• TASK DETAILS:
Examine the records and identify each line that includes the string "this". Copy those lines.

• MATERIAL TO PROCESS:
Start

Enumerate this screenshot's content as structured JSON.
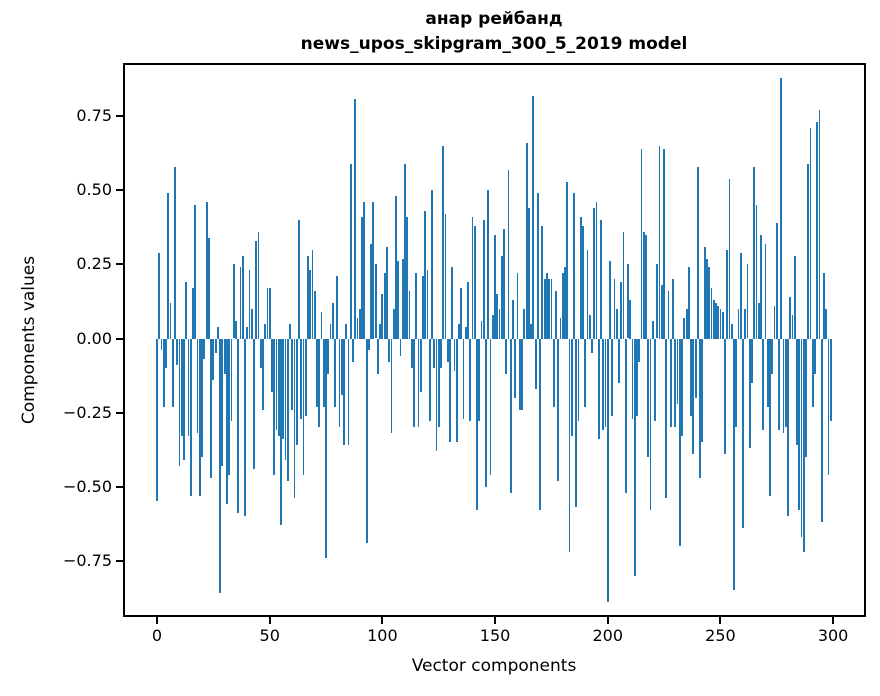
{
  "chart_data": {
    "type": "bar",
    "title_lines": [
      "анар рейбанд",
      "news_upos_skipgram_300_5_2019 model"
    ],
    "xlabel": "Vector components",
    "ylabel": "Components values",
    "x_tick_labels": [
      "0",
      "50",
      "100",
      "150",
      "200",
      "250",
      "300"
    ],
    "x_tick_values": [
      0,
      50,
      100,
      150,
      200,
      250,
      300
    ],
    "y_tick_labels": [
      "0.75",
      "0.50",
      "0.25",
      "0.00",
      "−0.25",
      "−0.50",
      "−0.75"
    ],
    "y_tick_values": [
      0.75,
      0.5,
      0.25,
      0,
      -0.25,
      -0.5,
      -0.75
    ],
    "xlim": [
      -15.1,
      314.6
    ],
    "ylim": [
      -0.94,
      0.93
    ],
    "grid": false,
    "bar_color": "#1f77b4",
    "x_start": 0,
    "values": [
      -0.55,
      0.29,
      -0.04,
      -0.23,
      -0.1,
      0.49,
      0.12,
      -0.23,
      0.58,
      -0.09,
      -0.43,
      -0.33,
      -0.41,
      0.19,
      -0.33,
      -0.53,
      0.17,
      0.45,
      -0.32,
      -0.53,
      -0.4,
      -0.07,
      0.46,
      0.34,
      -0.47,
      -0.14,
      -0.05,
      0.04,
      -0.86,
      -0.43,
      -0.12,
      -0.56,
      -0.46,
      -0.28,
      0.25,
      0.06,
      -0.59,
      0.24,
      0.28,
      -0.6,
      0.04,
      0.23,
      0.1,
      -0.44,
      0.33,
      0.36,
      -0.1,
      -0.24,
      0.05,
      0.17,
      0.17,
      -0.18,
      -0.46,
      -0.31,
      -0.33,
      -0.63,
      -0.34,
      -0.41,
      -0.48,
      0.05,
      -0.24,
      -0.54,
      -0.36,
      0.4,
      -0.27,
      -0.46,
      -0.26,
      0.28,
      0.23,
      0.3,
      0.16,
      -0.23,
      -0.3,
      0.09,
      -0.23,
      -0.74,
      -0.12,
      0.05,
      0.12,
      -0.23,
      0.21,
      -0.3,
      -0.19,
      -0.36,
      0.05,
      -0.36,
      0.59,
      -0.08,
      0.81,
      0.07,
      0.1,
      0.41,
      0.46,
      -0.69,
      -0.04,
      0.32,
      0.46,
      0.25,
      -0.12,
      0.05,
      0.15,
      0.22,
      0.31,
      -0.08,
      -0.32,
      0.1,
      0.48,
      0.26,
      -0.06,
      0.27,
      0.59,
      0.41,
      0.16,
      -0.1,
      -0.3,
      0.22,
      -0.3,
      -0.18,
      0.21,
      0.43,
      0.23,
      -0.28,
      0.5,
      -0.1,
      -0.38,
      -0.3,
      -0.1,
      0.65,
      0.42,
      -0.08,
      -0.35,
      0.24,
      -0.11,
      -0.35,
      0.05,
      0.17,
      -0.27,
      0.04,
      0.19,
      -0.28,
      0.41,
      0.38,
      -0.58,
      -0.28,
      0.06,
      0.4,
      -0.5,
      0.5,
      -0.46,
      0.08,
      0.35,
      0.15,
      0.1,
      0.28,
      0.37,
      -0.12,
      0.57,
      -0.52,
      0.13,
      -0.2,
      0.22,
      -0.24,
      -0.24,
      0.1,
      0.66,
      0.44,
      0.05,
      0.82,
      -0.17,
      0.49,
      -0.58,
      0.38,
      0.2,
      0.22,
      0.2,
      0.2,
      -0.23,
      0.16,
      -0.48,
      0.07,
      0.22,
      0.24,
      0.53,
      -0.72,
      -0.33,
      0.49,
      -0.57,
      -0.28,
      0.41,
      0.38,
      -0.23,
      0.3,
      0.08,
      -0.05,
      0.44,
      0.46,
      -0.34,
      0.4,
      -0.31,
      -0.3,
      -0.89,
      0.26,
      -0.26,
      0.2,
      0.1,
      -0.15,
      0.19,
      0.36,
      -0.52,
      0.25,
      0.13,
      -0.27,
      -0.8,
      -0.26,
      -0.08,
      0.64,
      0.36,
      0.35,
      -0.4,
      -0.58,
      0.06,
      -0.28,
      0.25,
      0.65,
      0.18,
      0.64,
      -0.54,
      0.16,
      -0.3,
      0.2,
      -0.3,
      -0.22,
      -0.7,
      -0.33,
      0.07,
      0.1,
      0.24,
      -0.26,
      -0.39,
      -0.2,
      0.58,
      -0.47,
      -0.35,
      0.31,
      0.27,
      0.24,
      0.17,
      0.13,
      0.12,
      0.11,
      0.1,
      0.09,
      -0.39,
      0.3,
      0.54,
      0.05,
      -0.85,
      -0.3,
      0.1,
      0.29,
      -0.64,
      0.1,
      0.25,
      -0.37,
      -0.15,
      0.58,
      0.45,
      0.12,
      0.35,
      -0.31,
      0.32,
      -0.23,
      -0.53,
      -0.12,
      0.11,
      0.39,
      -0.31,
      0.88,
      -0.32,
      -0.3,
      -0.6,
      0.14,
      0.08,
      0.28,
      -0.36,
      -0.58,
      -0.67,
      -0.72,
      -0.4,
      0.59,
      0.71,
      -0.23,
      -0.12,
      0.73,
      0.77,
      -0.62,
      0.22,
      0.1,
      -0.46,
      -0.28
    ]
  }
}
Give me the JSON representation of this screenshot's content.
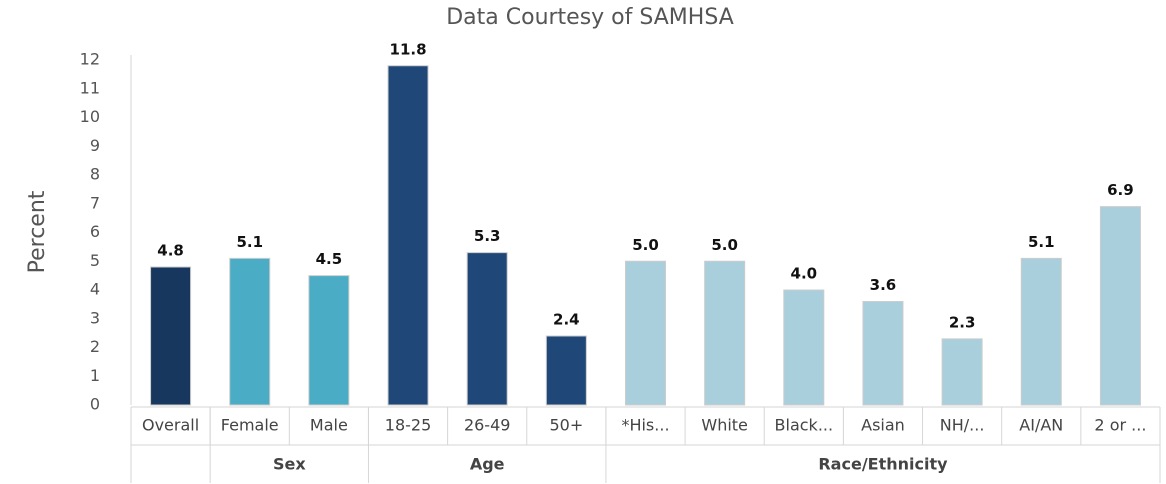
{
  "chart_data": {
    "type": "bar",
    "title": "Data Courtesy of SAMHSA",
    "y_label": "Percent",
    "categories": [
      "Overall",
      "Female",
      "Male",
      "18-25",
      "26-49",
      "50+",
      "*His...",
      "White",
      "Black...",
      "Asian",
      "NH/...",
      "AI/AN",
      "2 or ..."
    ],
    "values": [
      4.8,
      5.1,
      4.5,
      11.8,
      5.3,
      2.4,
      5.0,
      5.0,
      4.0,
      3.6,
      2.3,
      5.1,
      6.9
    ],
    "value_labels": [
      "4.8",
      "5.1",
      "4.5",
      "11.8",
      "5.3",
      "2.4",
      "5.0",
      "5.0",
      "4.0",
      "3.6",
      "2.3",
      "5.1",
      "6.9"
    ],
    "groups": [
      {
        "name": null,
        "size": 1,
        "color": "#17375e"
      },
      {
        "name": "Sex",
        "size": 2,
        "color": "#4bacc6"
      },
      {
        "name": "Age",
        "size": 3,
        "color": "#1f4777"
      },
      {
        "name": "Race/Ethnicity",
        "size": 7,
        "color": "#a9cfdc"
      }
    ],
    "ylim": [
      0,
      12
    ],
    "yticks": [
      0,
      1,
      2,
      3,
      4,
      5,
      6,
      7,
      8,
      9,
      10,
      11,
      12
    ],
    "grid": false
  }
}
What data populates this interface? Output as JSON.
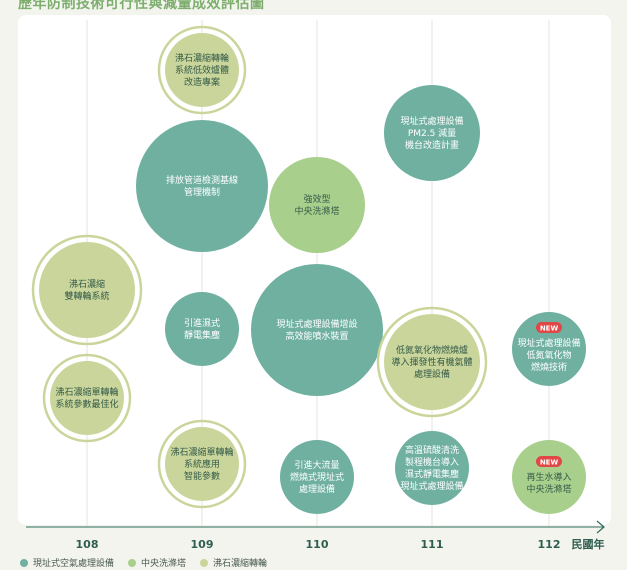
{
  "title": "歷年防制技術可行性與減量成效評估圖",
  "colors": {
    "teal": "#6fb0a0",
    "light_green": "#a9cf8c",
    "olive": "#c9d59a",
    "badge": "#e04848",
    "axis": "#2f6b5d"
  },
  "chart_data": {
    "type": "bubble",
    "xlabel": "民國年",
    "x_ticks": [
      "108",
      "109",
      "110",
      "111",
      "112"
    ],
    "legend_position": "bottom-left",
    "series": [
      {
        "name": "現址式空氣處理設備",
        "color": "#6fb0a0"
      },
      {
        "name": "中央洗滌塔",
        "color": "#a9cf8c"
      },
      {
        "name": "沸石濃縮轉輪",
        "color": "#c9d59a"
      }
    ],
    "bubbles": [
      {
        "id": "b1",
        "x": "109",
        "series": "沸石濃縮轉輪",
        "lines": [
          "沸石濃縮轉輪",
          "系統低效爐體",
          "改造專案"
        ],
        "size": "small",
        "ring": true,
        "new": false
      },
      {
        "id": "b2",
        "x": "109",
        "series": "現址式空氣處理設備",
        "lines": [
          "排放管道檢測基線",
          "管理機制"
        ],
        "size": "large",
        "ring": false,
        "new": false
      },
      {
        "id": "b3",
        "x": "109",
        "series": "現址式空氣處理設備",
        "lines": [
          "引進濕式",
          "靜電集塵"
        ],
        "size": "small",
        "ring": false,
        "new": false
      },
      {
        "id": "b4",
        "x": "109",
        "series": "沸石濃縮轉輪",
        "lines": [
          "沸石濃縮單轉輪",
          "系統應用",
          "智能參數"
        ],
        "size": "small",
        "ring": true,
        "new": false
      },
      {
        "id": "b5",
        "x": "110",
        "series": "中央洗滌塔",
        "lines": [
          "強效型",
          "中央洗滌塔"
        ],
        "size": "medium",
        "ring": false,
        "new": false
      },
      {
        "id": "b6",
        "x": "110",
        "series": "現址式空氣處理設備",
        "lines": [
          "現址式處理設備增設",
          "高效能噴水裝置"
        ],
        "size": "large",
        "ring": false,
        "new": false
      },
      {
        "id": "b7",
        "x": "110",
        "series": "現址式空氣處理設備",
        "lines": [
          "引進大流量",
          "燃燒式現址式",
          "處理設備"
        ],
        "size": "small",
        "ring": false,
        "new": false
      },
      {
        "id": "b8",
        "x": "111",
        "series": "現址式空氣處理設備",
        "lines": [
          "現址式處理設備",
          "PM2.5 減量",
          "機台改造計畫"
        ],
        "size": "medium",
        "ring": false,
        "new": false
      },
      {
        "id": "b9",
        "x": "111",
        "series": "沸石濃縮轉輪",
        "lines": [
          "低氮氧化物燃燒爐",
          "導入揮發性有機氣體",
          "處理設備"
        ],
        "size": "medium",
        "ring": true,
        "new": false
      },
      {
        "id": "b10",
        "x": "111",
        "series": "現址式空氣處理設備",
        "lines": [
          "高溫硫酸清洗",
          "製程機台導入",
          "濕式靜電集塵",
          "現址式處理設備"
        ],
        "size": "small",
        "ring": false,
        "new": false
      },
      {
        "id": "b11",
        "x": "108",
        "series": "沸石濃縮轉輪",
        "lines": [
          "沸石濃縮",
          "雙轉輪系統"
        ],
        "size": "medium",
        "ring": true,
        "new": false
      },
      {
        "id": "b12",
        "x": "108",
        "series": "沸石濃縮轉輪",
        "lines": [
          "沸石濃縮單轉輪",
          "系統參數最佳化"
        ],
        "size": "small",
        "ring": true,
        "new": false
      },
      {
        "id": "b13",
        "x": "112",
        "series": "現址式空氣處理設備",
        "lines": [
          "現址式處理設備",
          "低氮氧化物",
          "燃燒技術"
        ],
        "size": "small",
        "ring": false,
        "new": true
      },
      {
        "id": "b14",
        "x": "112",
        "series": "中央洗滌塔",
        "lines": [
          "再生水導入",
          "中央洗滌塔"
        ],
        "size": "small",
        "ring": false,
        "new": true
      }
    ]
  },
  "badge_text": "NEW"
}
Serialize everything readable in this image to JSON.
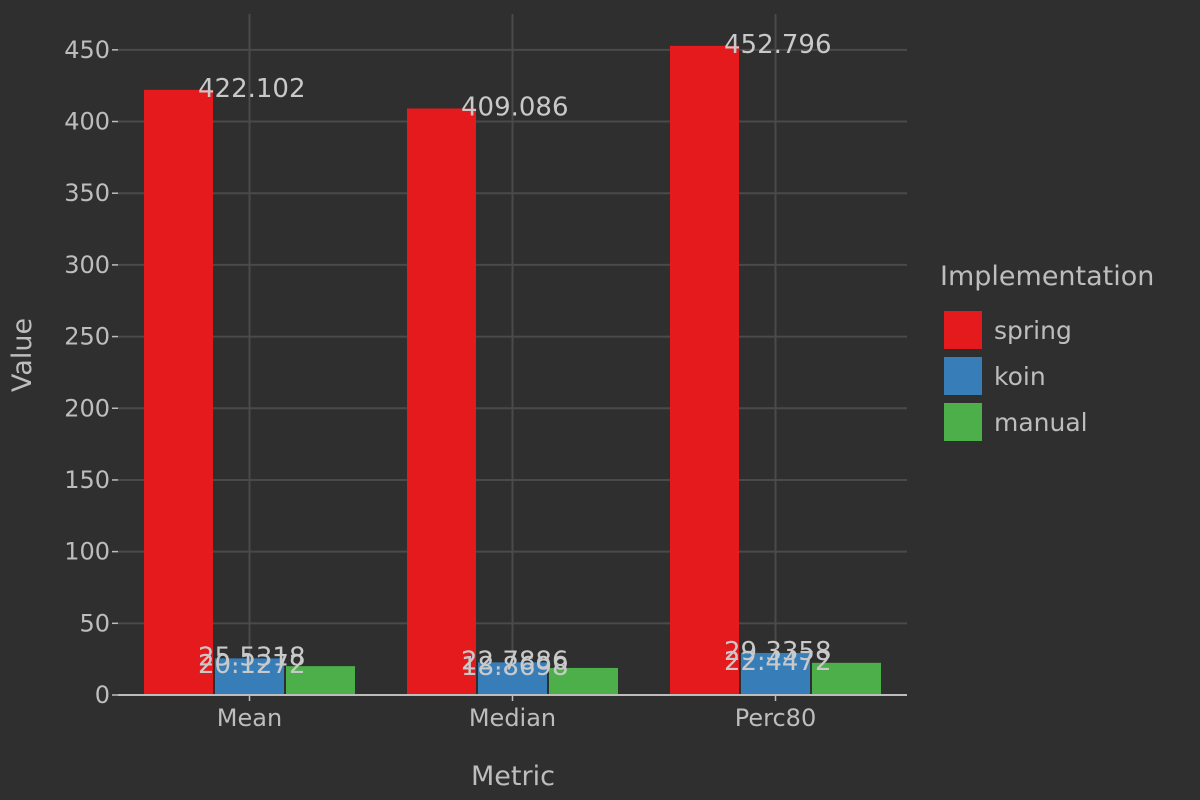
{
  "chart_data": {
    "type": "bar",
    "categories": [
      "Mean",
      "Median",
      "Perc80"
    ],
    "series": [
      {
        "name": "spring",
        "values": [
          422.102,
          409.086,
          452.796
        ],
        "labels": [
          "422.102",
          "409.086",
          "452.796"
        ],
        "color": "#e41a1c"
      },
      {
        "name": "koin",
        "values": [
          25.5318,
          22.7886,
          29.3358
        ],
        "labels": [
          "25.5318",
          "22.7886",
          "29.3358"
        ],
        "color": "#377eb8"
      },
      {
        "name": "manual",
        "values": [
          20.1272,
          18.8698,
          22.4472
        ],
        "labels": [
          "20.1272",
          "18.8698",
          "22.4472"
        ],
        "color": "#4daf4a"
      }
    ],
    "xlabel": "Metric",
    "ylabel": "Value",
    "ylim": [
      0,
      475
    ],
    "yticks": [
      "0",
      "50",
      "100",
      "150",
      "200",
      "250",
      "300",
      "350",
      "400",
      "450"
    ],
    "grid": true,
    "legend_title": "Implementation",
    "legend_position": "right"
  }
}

End

• SOLUTION TO THE PROBLEM:
Enumerate this screenshot's content as structured JSON.
Give me the JSON representation of this screenshot's content.
What data populates this interface? Output as JSON.
Serialize everything readable in this image to JSON.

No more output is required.